start Material to process

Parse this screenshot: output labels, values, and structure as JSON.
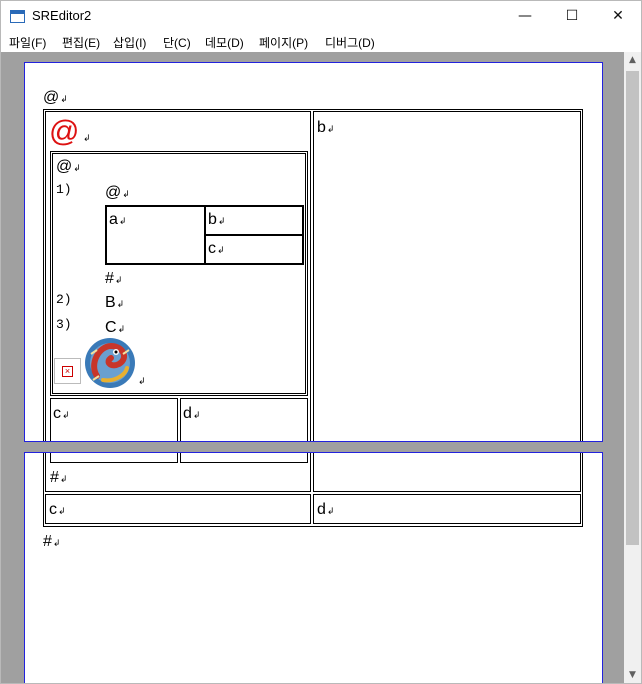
{
  "window": {
    "title": "SREditor2",
    "minimize_glyph": "—",
    "maximize_glyph": "☐",
    "close_glyph": "✕"
  },
  "menu": [
    "파일(F)",
    "편집(E)",
    "삽입(I)",
    "단(C)",
    "데모(D)",
    "페이지(P)",
    "디버그(D)"
  ],
  "scrollbar": {
    "up_glyph": "▲",
    "down_glyph": "▼"
  },
  "page1": {
    "para_top": "@",
    "outer_left_head": "@",
    "outer_right": "b",
    "inner_head": "@",
    "list": [
      {
        "marker": "1)",
        "text": ""
      },
      {
        "marker": "2)",
        "text": "B"
      },
      {
        "marker": "3)",
        "text": "C"
      }
    ],
    "item1_para": "@",
    "grid": {
      "a": "a",
      "b": "b",
      "c": "c"
    },
    "after_grid": "#",
    "bottom_row": {
      "left": "c",
      "right": "d"
    }
  },
  "page2": {
    "hash_cell": "#",
    "row": {
      "left": "c",
      "right": "d"
    },
    "para_end": "#"
  },
  "return_mark": "↲",
  "colors": {
    "page_border": "#2222dd",
    "big_at": "#dd1111",
    "background": "#a0a0a0"
  },
  "icons": {
    "broken_image": "broken-image-icon",
    "image": "dragon-image"
  }
}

end Material to process

◆ **Do this**: Reproduce each line from the records that contains the word "image".

◆ **Solution for this problem**:
    "broken_image": "broken-image-icon",
    "image": "dragon-image"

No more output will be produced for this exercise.